▼▼▼
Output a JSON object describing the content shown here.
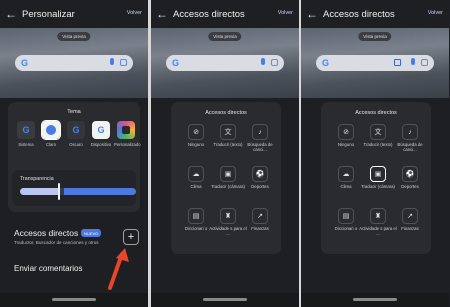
{
  "panel1": {
    "title": "Personalizar",
    "volver": "Volver",
    "vista_previa": "Vista previa",
    "tema": {
      "title": "Tema",
      "options": [
        {
          "label": "Sistema",
          "icon": "google-g-icon",
          "color": "#4285f4"
        },
        {
          "label": "Claro",
          "icon": "google-g-icon",
          "color": "#4285f4",
          "selected": true
        },
        {
          "label": "Oscuro",
          "icon": "google-g-icon",
          "color": "#4285f4"
        },
        {
          "label": "Dispositivo",
          "icon": "google-g-icon",
          "color": "#4285f4"
        },
        {
          "label": "Personalizado",
          "icon": "google-g-icon",
          "color": "#e44c8a"
        }
      ]
    },
    "transparencia": {
      "title": "Transparencia",
      "value_fraction": 0.35
    },
    "accesos": {
      "title": "Accesos directos",
      "badge": "NUEVO",
      "subtitle": "Traductor, Buscador de canciones y otros",
      "add": "+"
    },
    "comentarios": "Enviar comentarios"
  },
  "panel2": {
    "title": "Accesos directos",
    "volver": "Volver",
    "vista_previa": "Vista previa",
    "card_title": "Accesos directos",
    "items": [
      {
        "label": "Ninguno",
        "icon": "no-visibility-icon",
        "glyph": "⊘"
      },
      {
        "label": "Traducir (texto)",
        "icon": "translate-icon",
        "glyph": "文"
      },
      {
        "label": "Búsqueda de canci...",
        "icon": "music-note-icon",
        "glyph": "♪"
      },
      {
        "label": "Clima",
        "icon": "weather-icon",
        "glyph": "☁"
      },
      {
        "label": "Traducir (cámara)",
        "icon": "camera-translate-icon",
        "glyph": "▣"
      },
      {
        "label": "Deportes",
        "icon": "sports-icon",
        "glyph": "⚽"
      },
      {
        "label": "Diccionari o",
        "icon": "dictionary-icon",
        "glyph": "▤"
      },
      {
        "label": "Actividade s para el ...",
        "icon": "school-icon",
        "glyph": "♜"
      },
      {
        "label": "Finanzas",
        "icon": "finance-icon",
        "glyph": "↗"
      }
    ]
  },
  "panel3": {
    "title": "Accesos directos",
    "volver": "Volver",
    "vista_previa": "Vista previa",
    "card_title": "Accesos directos",
    "selected_index": 4
  },
  "accent_color": "#4c78e0",
  "arrow_color": "#e8452c"
}
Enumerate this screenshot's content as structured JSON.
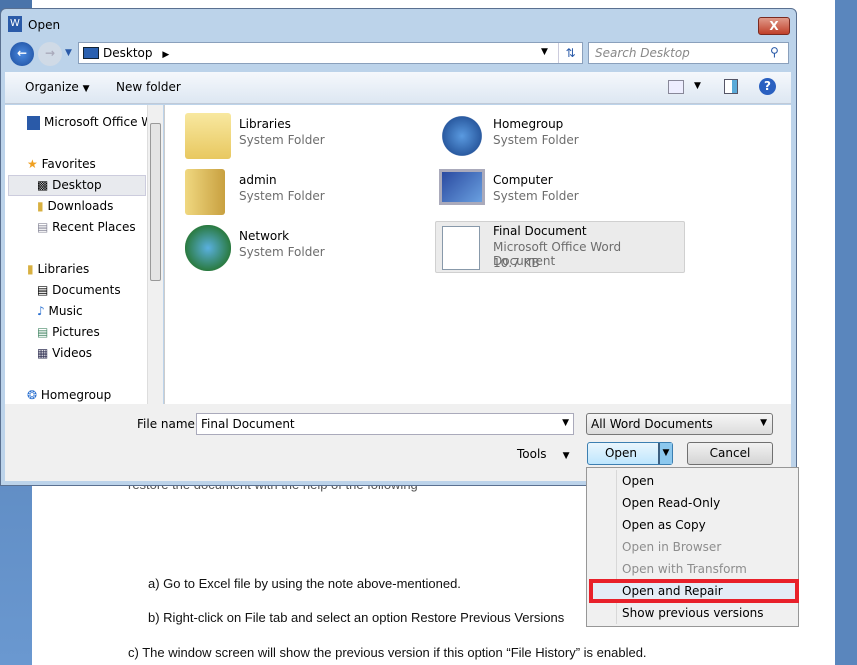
{
  "document": {
    "line_partial": "restore the document with the help of the following",
    "step_a": "a) Go to Excel file by using the note above-mentioned.",
    "step_b": "b) Right-click on File tab and select an option Restore Previous Versions",
    "step_c": "c) The window screen will show the previous version if this option “File History” is enabled."
  },
  "dialog": {
    "title": "Open",
    "close": "X",
    "address": "Desktop",
    "search_placeholder": "Search Desktop",
    "toolbar": {
      "organize": "Organize",
      "new_folder": "New folder"
    },
    "nav": {
      "pinned": "Microsoft Office W",
      "favorites": "Favorites",
      "fav_items": [
        "Desktop",
        "Downloads",
        "Recent Places"
      ],
      "libraries": "Libraries",
      "lib_items": [
        "Documents",
        "Music",
        "Pictures",
        "Videos"
      ],
      "homegroup": "Homegroup"
    },
    "items": [
      {
        "name": "Libraries",
        "type": "System Folder"
      },
      {
        "name": "Homegroup",
        "type": "System Folder"
      },
      {
        "name": "admin",
        "type": "System Folder"
      },
      {
        "name": "Computer",
        "type": "System Folder"
      },
      {
        "name": "Network",
        "type": "System Folder"
      },
      {
        "name": "Final Document",
        "type": "Microsoft Office Word Document",
        "size": "10.7 KB"
      }
    ],
    "file_name_label": "File name:",
    "file_name_value": "Final Document",
    "file_type": "All Word Documents",
    "tools": "Tools",
    "open": "Open",
    "cancel": "Cancel"
  },
  "open_menu": {
    "items": [
      "Open",
      "Open Read-Only",
      "Open as Copy",
      "Open in Browser",
      "Open with Transform",
      "Open and Repair",
      "Show previous versions"
    ],
    "disabled": [
      "Open in Browser",
      "Open with Transform"
    ],
    "highlighted": "Open and Repair",
    "highlight_color": "#e8202a"
  }
}
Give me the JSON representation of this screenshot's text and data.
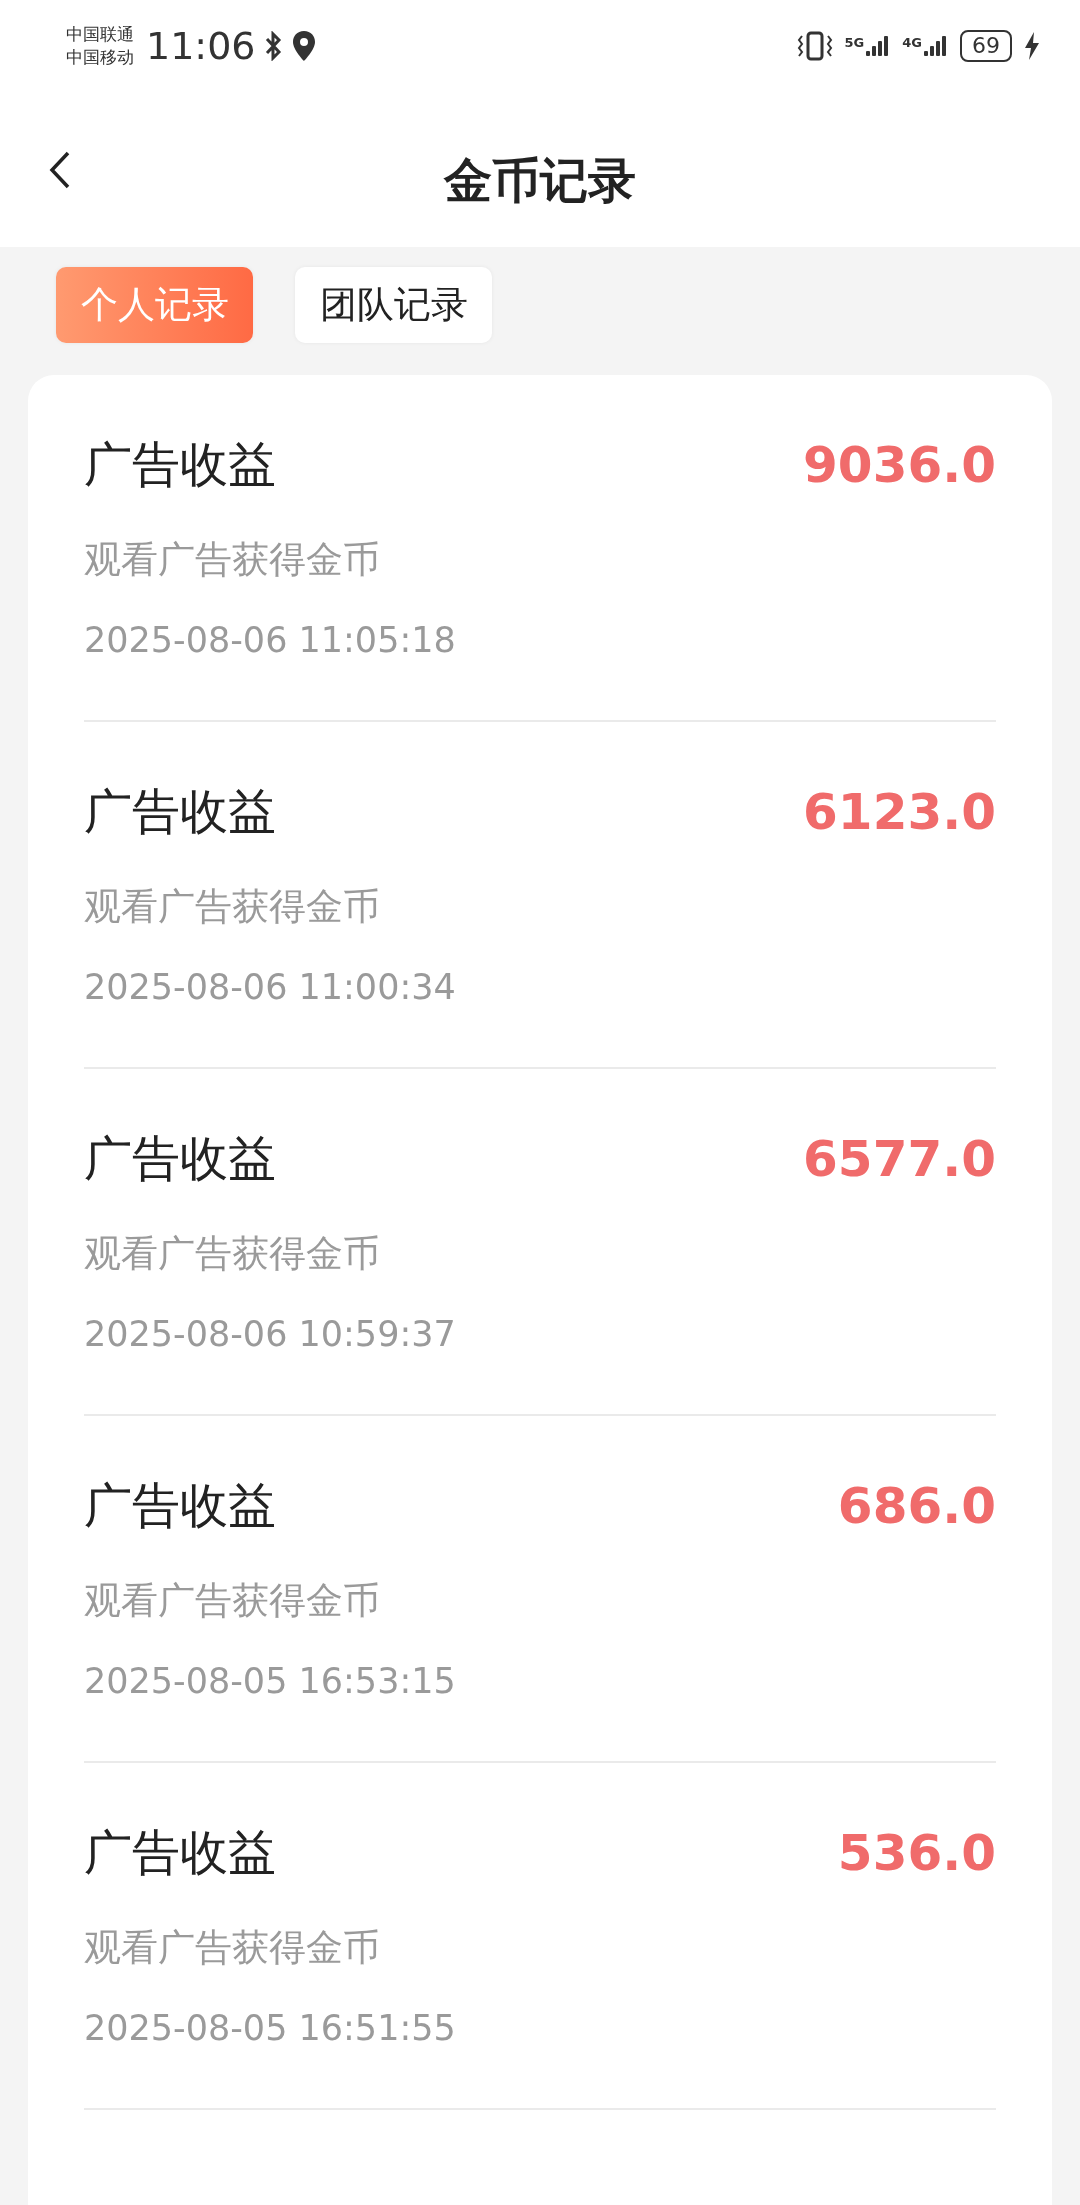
{
  "status_bar": {
    "carriers": [
      "中国联通",
      "中国移动"
    ],
    "time": "11:06",
    "network_1": "5G",
    "network_2": "4G",
    "battery": "69"
  },
  "header": {
    "title": "金币记录"
  },
  "tabs": [
    {
      "label": "个人记录",
      "selected": true
    },
    {
      "label": "团队记录",
      "selected": false
    }
  ],
  "records": [
    {
      "title": "广告收益",
      "description": "观看广告获得金币",
      "time": "2025-08-06 11:05:18",
      "amount": "9036.0"
    },
    {
      "title": "广告收益",
      "description": "观看广告获得金币",
      "time": "2025-08-06 11:00:34",
      "amount": "6123.0"
    },
    {
      "title": "广告收益",
      "description": "观看广告获得金币",
      "time": "2025-08-06 10:59:37",
      "amount": "6577.0"
    },
    {
      "title": "广告收益",
      "description": "观看广告获得金币",
      "time": "2025-08-05 16:53:15",
      "amount": "686.0"
    },
    {
      "title": "广告收益",
      "description": "观看广告获得金币",
      "time": "2025-08-05 16:51:55",
      "amount": "536.0"
    }
  ]
}
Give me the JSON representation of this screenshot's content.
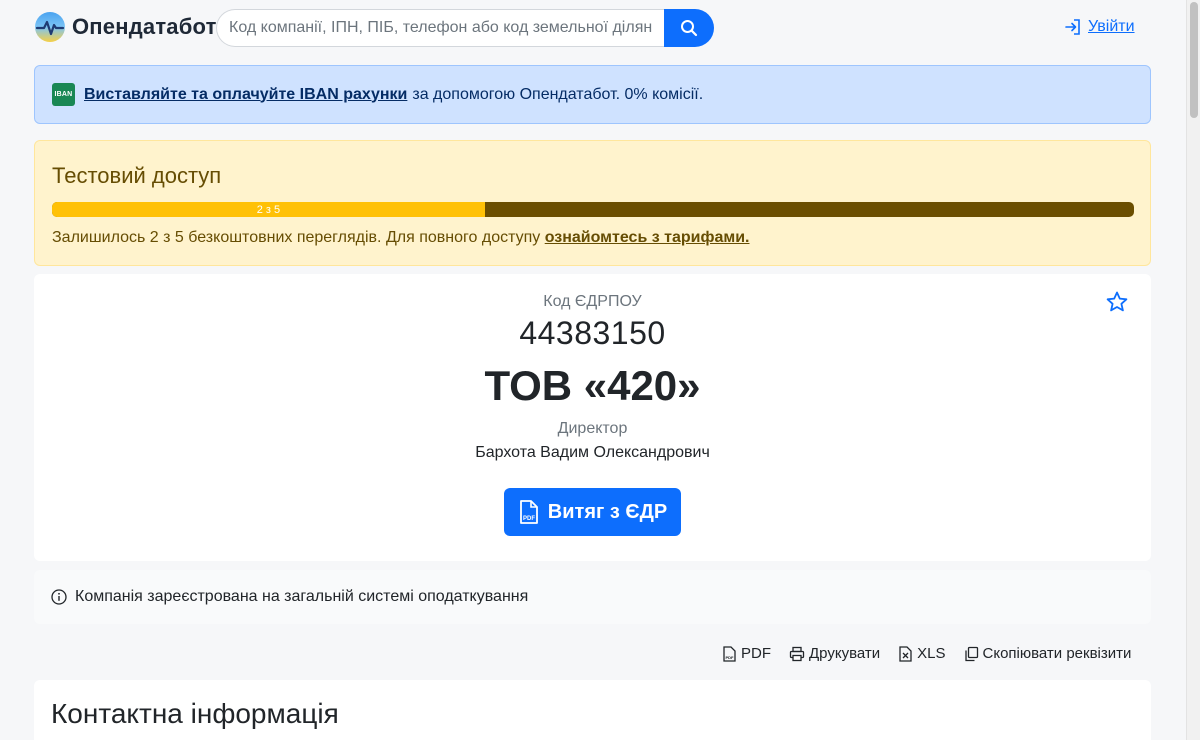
▲▲▲
§ **Problem statement**:
Give every record back exactly as it reads, with no images.

§ **Solved exercise**:
Output a JSON object describing the content shown here.
{
  "panel1": {
    "title": "Personalizar",
    "volver": "Volver",
    "vista_previa": "Vista previa",
    "tema": {
      "title": "Tema",
      "options": [
        {
          "label": "Sistema",
          "icon": "google-g-icon",
          "color": "#4285f4"
        },
        {
          "label": "Claro",
          "icon": "google-g-icon",
          "color": "#4285f4",
          "selected": true
        },
        {
          "label": "Oscuro",
          "icon": "google-g-icon",
          "color": "#4285f4"
        },
        {
          "label": "Dispositivo",
          "icon": "google-g-icon",
          "color": "#4285f4"
        },
        {
          "label": "Personalizado",
          "icon": "google-g-icon",
          "color": "#e44c8a"
        }
      ]
    },
    "transparencia": {
      "title": "Transparencia",
      "value_fraction": 0.35
    },
    "accesos": {
      "title": "Accesos directos",
      "badge": "NUEVO",
      "subtitle": "Traductor, Buscador de canciones y otros",
      "add": "+"
    },
    "comentarios": "Enviar comentarios"
  },
  "panel2": {
    "title": "Accesos directos",
    "volver": "Volver",
    "vista_previa": "Vista previa",
    "card_title": "Accesos directos",
    "items": [
      {
        "label": "Ninguno",
        "icon": "no-visibility-icon",
        "glyph": "⊘"
      },
      {
        "label": "Traducir (texto)",
        "icon": "translate-icon",
        "glyph": "文"
      },
      {
        "label": "Búsqueda de canci...",
        "icon": "music-note-icon",
        "glyph": "♪"
      },
      {
        "label": "Clima",
        "icon": "weather-icon",
        "glyph": "☁"
      },
      {
        "label": "Traducir (cámara)",
        "icon": "camera-translate-icon",
        "glyph": "▣"
      },
      {
        "label": "Deportes",
        "icon": "sports-icon",
        "glyph": "⚽"
      },
      {
        "label": "Diccionari o",
        "icon": "dictionary-icon",
        "glyph": "▤"
      },
      {
        "label": "Actividade s para el ...",
        "icon": "school-icon",
        "glyph": "♜"
      },
      {
        "label": "Finanzas",
        "icon": "finance-icon",
        "glyph": "↗"
      }
    ]
  },
  "panel3": {
    "title": "Accesos directos",
    "volver": "Volver",
    "vista_previa": "Vista previa",
    "card_title": "Accesos directos",
    "selected_index": 4
  },
  "accent_color": "#4c78e0",
  "arrow_color": "#e8452c"
}
Enumerate this screenshot's content as structured JSON.
{
  "document": {
    "line_partial": "restore the document with the help of the following",
    "step_a": "a) Go to Excel file by using the note above-mentioned.",
    "step_b": "b) Right-click on File tab and select an option Restore Previous Versions",
    "step_c": "c) The window screen will show the previous version if this option “File History” is enabled."
  },
  "dialog": {
    "title": "Open",
    "close": "X",
    "address": "Desktop",
    "search_placeholder": "Search Desktop",
    "toolbar": {
      "organize": "Organize",
      "new_folder": "New folder"
    },
    "nav": {
      "pinned": "Microsoft Office W",
      "favorites": "Favorites",
      "fav_items": [
        "Desktop",
        "Downloads",
        "Recent Places"
      ],
      "libraries": "Libraries",
      "lib_items": [
        "Documents",
        "Music",
        "Pictures",
        "Videos"
      ],
      "homegroup": "Homegroup"
    },
    "items": [
      {
        "name": "Libraries",
        "type": "System Folder"
      },
      {
        "name": "Homegroup",
        "type": "System Folder"
      },
      {
        "name": "admin",
        "type": "System Folder"
      },
      {
        "name": "Computer",
        "type": "System Folder"
      },
      {
        "name": "Network",
        "type": "System Folder"
      },
      {
        "name": "Final Document",
        "type": "Microsoft Office Word Document",
        "size": "10.7 KB"
      }
    ],
    "file_name_label": "File name:",
    "file_name_value": "Final Document",
    "file_type": "All Word Documents",
    "tools": "Tools",
    "open": "Open",
    "cancel": "Cancel"
  },
  "open_menu": {
    "items": [
      "Open",
      "Open Read-Only",
      "Open as Copy",
      "Open in Browser",
      "Open with Transform",
      "Open and Repair",
      "Show previous versions"
    ],
    "disabled": [
      "Open in Browser",
      "Open with Transform"
    ],
    "highlighted": "Open and Repair",
    "highlight_color": "#e8202a"
  }
}
Give me the JSON representation of this screenshot's text and data.
{
  "status_bar": {
    "carriers": [
      "中国联通",
      "中国移动"
    ],
    "time": "11:06",
    "network_1": "5G",
    "network_2": "4G",
    "battery": "69"
  },
  "header": {
    "title": "金币记录"
  },
  "tabs": [
    {
      "label": "个人记录",
      "selected": true
    },
    {
      "label": "团队记录",
      "selected": false
    }
  ],
  "records": [
    {
      "title": "广告收益",
      "description": "观看广告获得金币",
      "time": "2025-08-06 11:05:18",
      "amount": "9036.0"
    },
    {
      "title": "广告收益",
      "description": "观看广告获得金币",
      "time": "2025-08-06 11:00:34",
      "amount": "6123.0"
    },
    {
      "title": "广告收益",
      "description": "观看广告获得金币",
      "time": "2025-08-06 10:59:37",
      "amount": "6577.0"
    },
    {
      "title": "广告收益",
      "description": "观看广告获得金币",
      "time": "2025-08-05 16:53:15",
      "amount": "686.0"
    },
    {
      "title": "广告收益",
      "description": "观看广告获得金币",
      "time": "2025-08-05 16:51:55",
      "amount": "536.0"
    }
  ]
}
Give me the JSON representation of this screenshot's content.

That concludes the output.